[start Source data]

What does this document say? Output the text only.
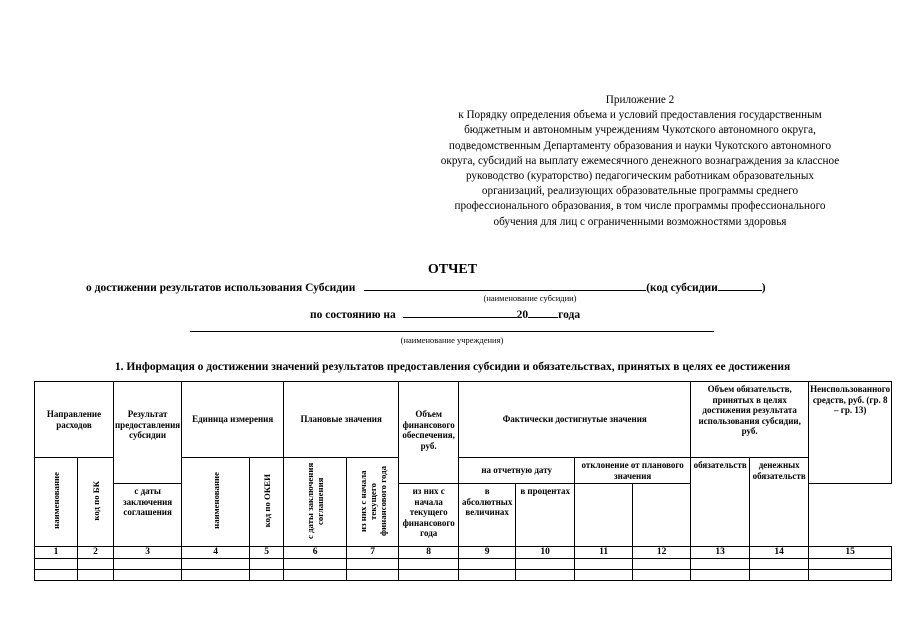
Приложение 2
к Порядку определения объема и условий предоставления государственным
бюджетным и автономным учреждениям Чукотского автономного округа,
подведомственным Департаменту образования и науки Чукотского автономного
округа, субсидий на выплату ежемесячного денежного вознаграждения за классное
руководство (кураторство) педагогическим работникам образовательных
организаций, реализующих образовательные программы среднего
профессионального образования, в том числе программы профессионального
обучения для лиц с ограниченными возможностями здоровья
ОТЧЕТ
о достижении результатов использования Субсидии	(код субсидии	)
(наименование субсидии)
по состоянию на	20	года
(наименование учреждения)
1. Информация о достижении значений результатов предоставления субсидии и обязательствах, принятых в целях ее достижения
Направление расходов		Результат предоставления субсидии	Единица измерения		Плановые значения		Объем финансового обеспечения, руб.	Фактически достигнутые значения				Объем обязательств, принятых в целях достижения результата использования субсидии, руб.		Неиспользованного средств, руб. (гр. 8 – гр. 13)
наименование	код по БК		наименование	код по ОКЕИ	с даты заключения соглашения	из них с начала текущего финансового года		на отчетную дату		отклонение от планового значения		обязательств	денежных обязательств	
		с даты заключения соглашения					из них с начала текущего финансового года	в абсолютных величинах	в процентах					
1	2	3	4	5	6	7	8	9	10	11	12	13	14	15
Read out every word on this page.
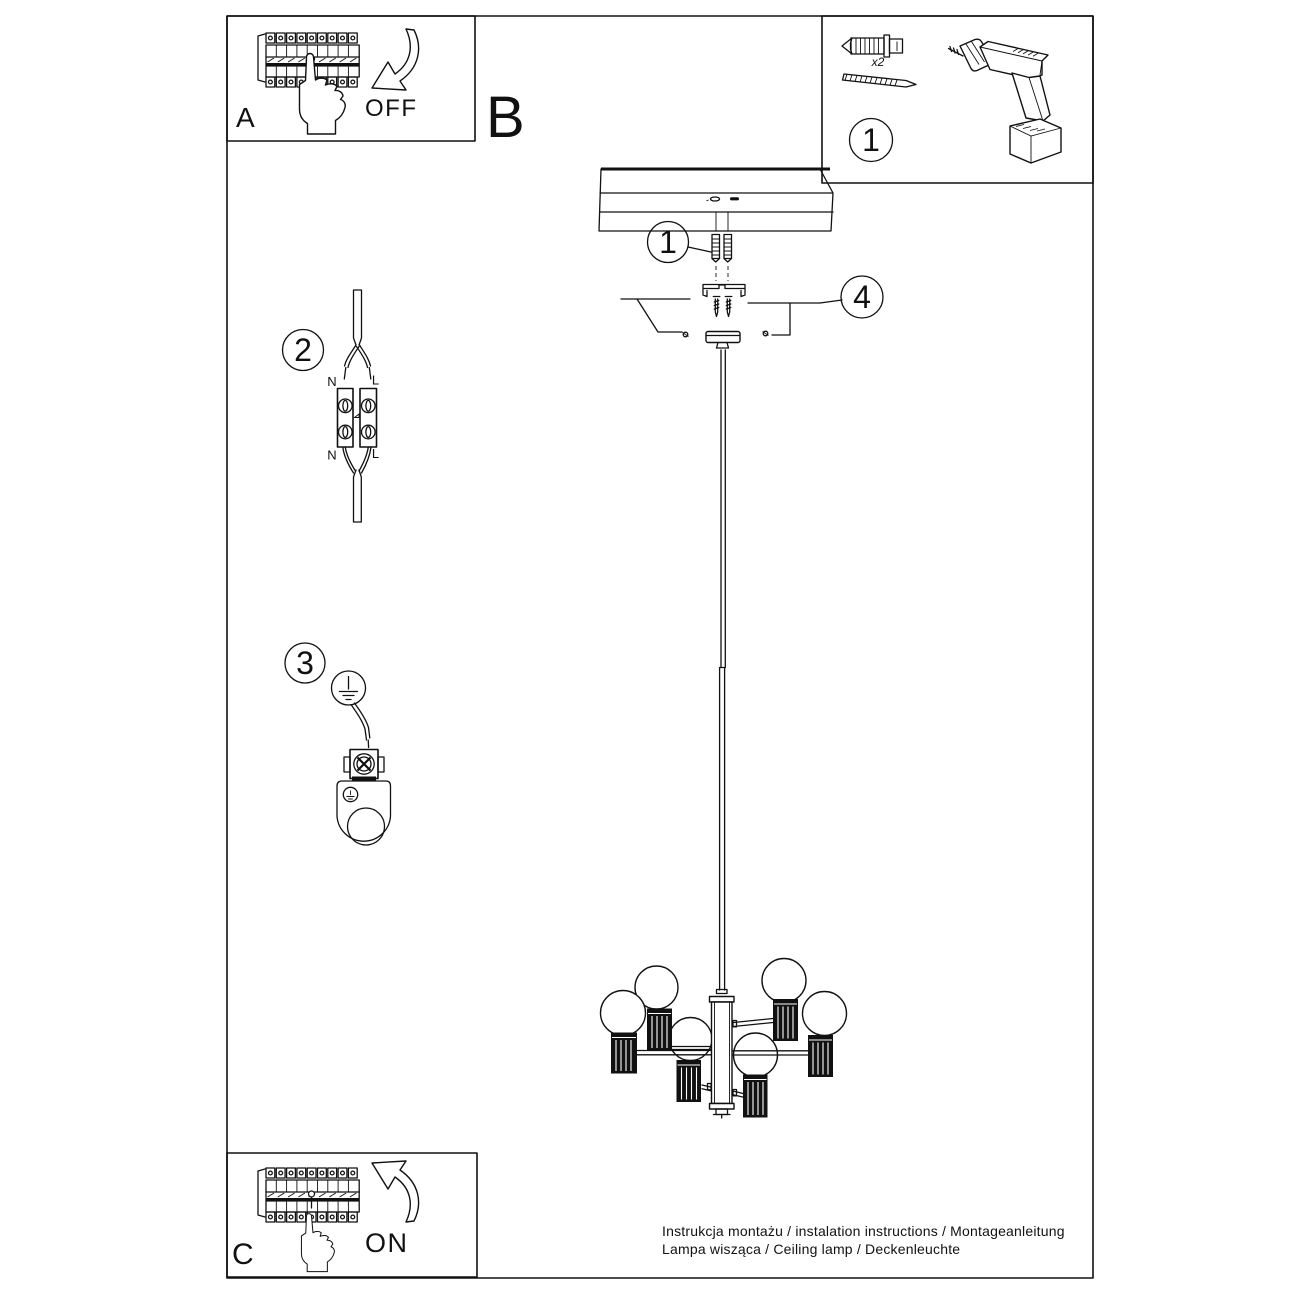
1
4
2
N	L
N	L
3
Instrukcja montażu / instalation instructions / Montageanleitung
Lampa wisząca / Ceiling lamp / Deckenleuchte
OFF
A	B
x2
1
ON
C
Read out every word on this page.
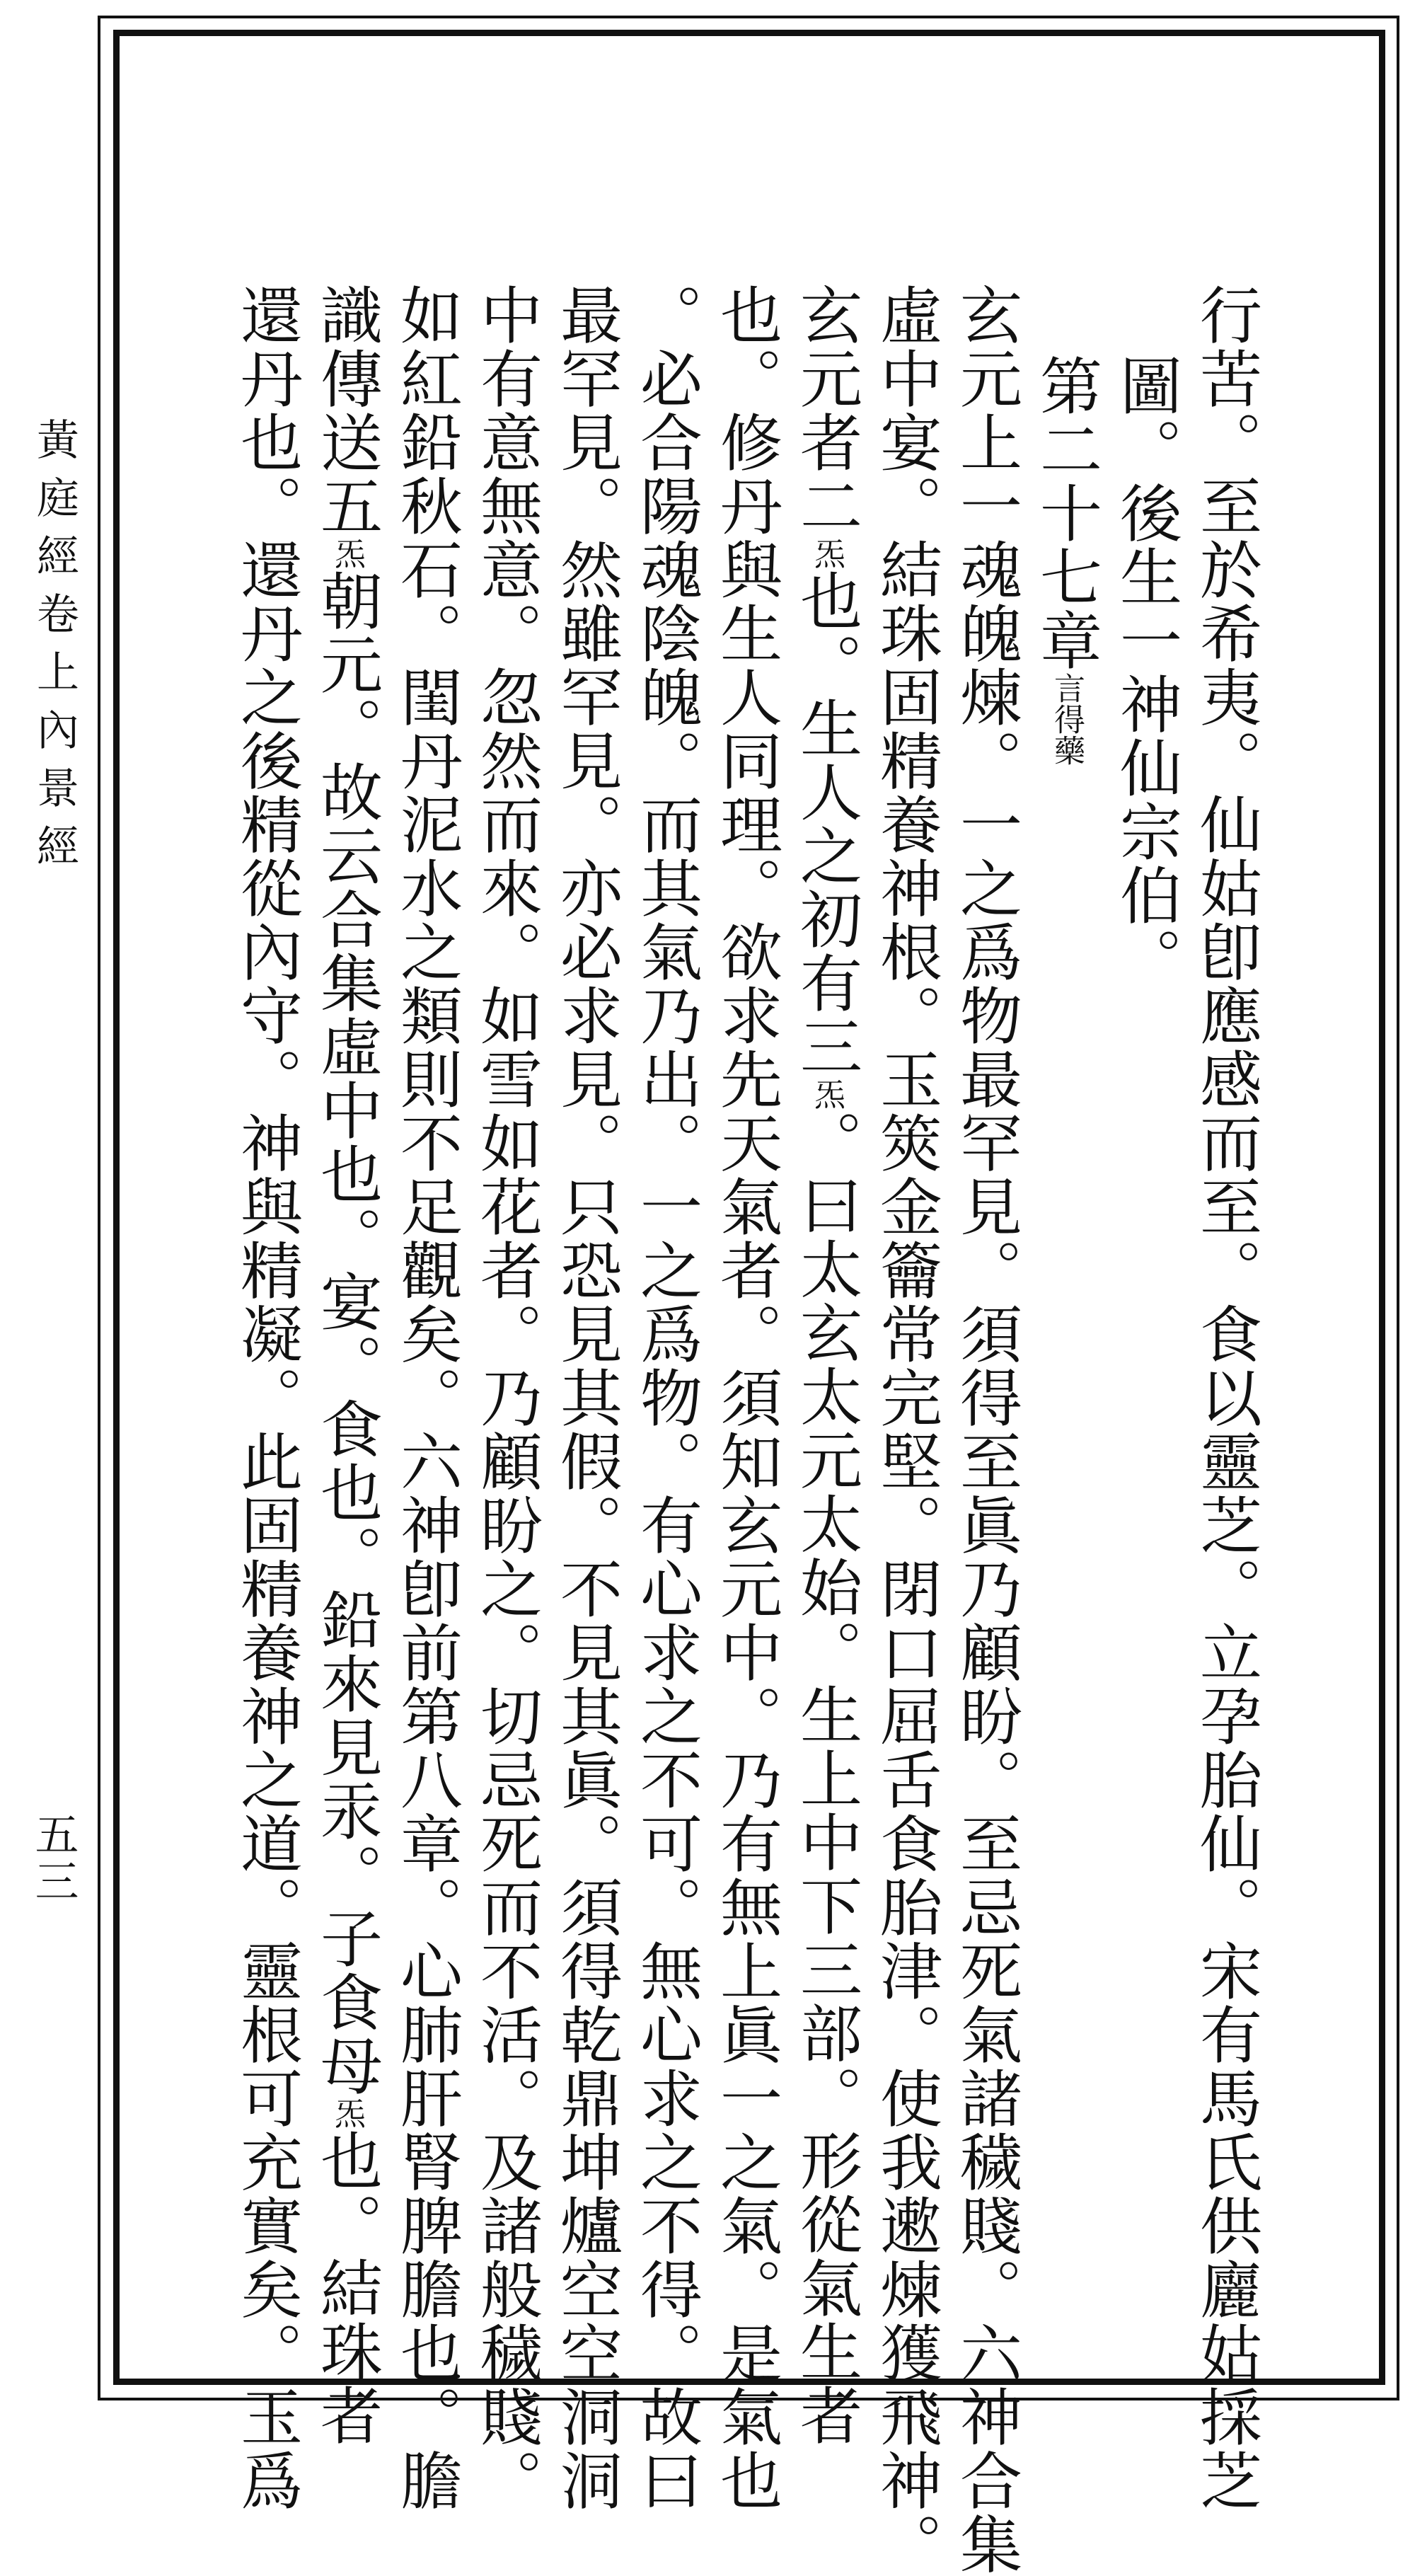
黃庭經卷上內景經
五三	行苦。至於希夷。仙姑卽應感而至。食以靈芝。立孕胎仙。宋有馬氏供廲姑採芝
圖。後生一神仙宗伯。
第二十七章言得藥
玄元上一魂魄煉。一之爲物最罕見。須得至眞乃顧盼。至忌死氣諸穢賤。六神合集
虛中宴。結珠固精養神根。玉筴金籥常完堅。閉口屈舌食胎津。使我遬煉獲飛神。
玄元者二炁也。生人之初有三炁。曰太玄太元太始。生上中下三部。形從氣生者
也。修丹與生人同理。欲求先天氣者。須知玄元中。乃有無上眞一之氣。是氣也
。必合陽魂陰魄。而其氣乃出。一之爲物。有心求之不可。無心求之不得。故曰
最罕見。然雖罕見。亦必求見。只恐見其假。不見其眞。須得乾鼎坤爐空空洞洞
中有意無意。忽然而來。如雪如花者。乃顧盼之。切忌死而不活。及諸般穢賤。
如紅鉛秋石。閨丹泥水之類則不足觀矣。六神卽前第八章。心肺肝腎脾膽也。膽
識傳送五炁朝元。故云合集虛中也。宴。食也。鉛來見汞。子食母炁也。結珠者
還丹也。還丹之後精從內守。神與精凝。此固精養神之道。靈根可充實矣。玉爲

[end Source data]

:: What you should do ::
Give back every line exactly as it stands, pictures excluded.

:: Expected answer ::
What does this document say? Output the text only.
Приложение 2
к Порядку определения объема и условий предоставления государственным
бюджетным и автономным учреждениям Чукотского автономного округа,
подведомственным Департаменту образования и науки Чукотского автономного
округа, субсидий на выплату ежемесячного денежного вознаграждения за классное
руководство (кураторство) педагогическим работникам образовательных
организаций, реализующих образовательные программы среднего
профессионального образования, в том числе программы профессионального
обучения для лиц с ограниченными возможностями здоровья
ОТЧЕТ
о достижении результатов использования Субсидии	(код субсидии	)
(наименование субсидии)
по состоянию на	20	года
(наименование учреждения)
1. Информация о достижении значений результатов предоставления субсидии и обязательствах, принятых в целях ее достижения
Направление расходов		Результат предоставления субсидии	Единица измерения		Плановые значения		Объем финансового обеспечения, руб.	Фактически достигнутые значения				Объем обязательств, принятых в целях достижения результата использования субсидии, руб.		Неиспользованного средств, руб. (гр. 8 – гр. 13)
наименование	код по БК		наименование	код по ОКЕИ	с даты заключения соглашения	из них с начала текущего финансового года		на отчетную дату		отклонение от планового значения		обязательств	денежных обязательств	
		с даты заключения соглашения					из них с начала текущего финансового года	в абсолютных величинах	в процентах					
1	2	3	4	5	6	7	8	9	10	11	12	13	14	15
Read out every word on this page.
1
4
2
N	L
N	L
3
Instrukcja montażu / instalation instructions / Montageanleitung
Lampa wisząca / Ceiling lamp / Deckenleuchte
OFF
A	B
x2
1
ON
C
Read out every word on this page.
黃庭經卷上內景經
五三	行苦。至於希夷。仙姑卽應感而至。食以靈芝。立孕胎仙。宋有馬氏供廲姑採芝
圖。後生一神仙宗伯。
第二十七章言得藥
玄元上一魂魄煉。一之爲物最罕見。須得至眞乃顧盼。至忌死氣諸穢賤。六神合集
虛中宴。結珠固精養神根。玉筴金籥常完堅。閉口屈舌食胎津。使我遬煉獲飛神。
玄元者二炁也。生人之初有三炁。曰太玄太元太始。生上中下三部。形從氣生者
也。修丹與生人同理。欲求先天氣者。須知玄元中。乃有無上眞一之氣。是氣也
。必合陽魂陰魄。而其氣乃出。一之爲物。有心求之不可。無心求之不得。故曰
最罕見。然雖罕見。亦必求見。只恐見其假。不見其眞。須得乾鼎坤爐空空洞洞
中有意無意。忽然而來。如雪如花者。乃顧盼之。切忌死而不活。及諸般穢賤。
如紅鉛秋石。閨丹泥水之類則不足觀矣。六神卽前第八章。心肺肝腎脾膽也。膽
識傳送五炁朝元。故云合集虛中也。宴。食也。鉛來見汞。子食母炁也。結珠者
還丹也。還丹之後精從內守。神與精凝。此固精養神之道。靈根可充實矣。玉爲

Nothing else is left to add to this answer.